#### SUPPLIED MATERIAL

— START —

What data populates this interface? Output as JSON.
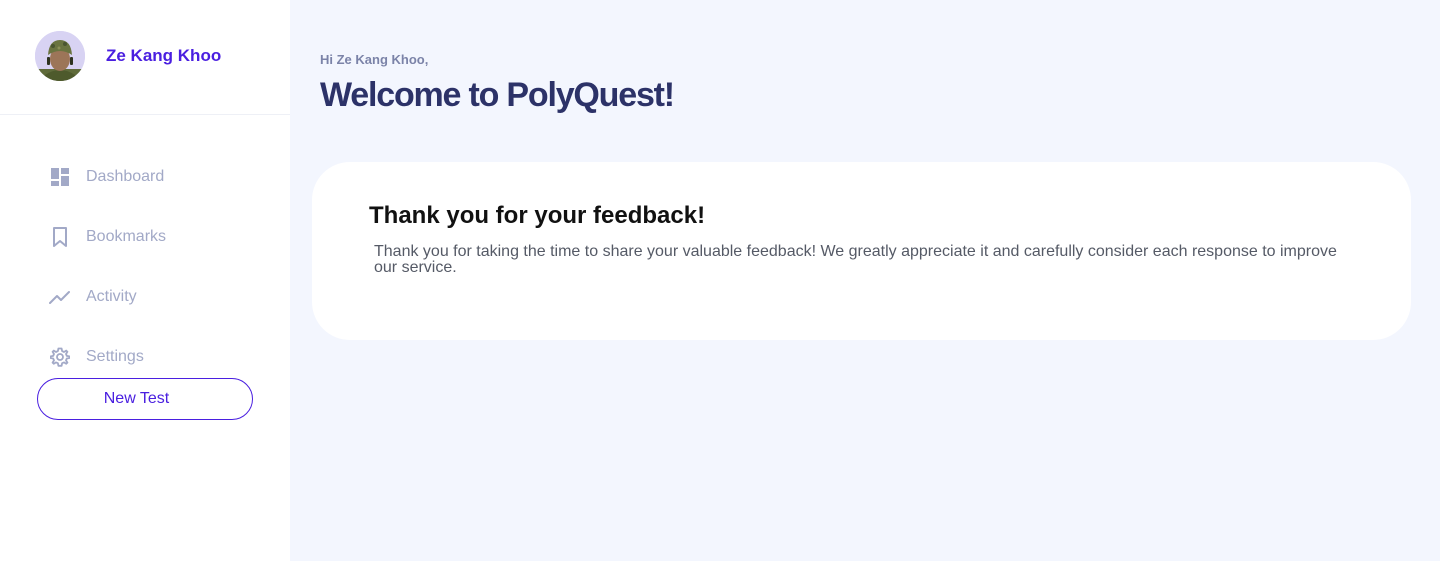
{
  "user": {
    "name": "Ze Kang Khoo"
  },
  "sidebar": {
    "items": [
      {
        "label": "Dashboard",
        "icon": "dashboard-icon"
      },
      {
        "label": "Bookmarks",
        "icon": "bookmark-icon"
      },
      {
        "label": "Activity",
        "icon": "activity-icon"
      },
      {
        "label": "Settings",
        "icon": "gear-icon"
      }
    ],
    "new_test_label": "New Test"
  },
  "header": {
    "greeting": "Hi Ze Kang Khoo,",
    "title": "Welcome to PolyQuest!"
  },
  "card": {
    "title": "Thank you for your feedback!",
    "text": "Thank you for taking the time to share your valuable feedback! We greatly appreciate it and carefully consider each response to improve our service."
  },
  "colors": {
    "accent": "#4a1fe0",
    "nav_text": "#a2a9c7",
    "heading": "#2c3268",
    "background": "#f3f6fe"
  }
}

— END —

#### REQUIREMENT
Retype everything in the material word for word, minus pictures.

#### THE RESPONSE
What data populates this interface? Output as JSON.
{
  "user": {
    "name": "Ze Kang Khoo"
  },
  "sidebar": {
    "items": [
      {
        "label": "Dashboard",
        "icon": "dashboard-icon"
      },
      {
        "label": "Bookmarks",
        "icon": "bookmark-icon"
      },
      {
        "label": "Activity",
        "icon": "activity-icon"
      },
      {
        "label": "Settings",
        "icon": "gear-icon"
      }
    ],
    "new_test_label": "New Test"
  },
  "header": {
    "greeting": "Hi Ze Kang Khoo,",
    "title": "Welcome to PolyQuest!"
  },
  "card": {
    "title": "Thank you for your feedback!",
    "text": "Thank you for taking the time to share your valuable feedback! We greatly appreciate it and carefully consider each response to improve our service."
  },
  "colors": {
    "accent": "#4a1fe0",
    "nav_text": "#a2a9c7",
    "heading": "#2c3268",
    "background": "#f3f6fe"
  }
}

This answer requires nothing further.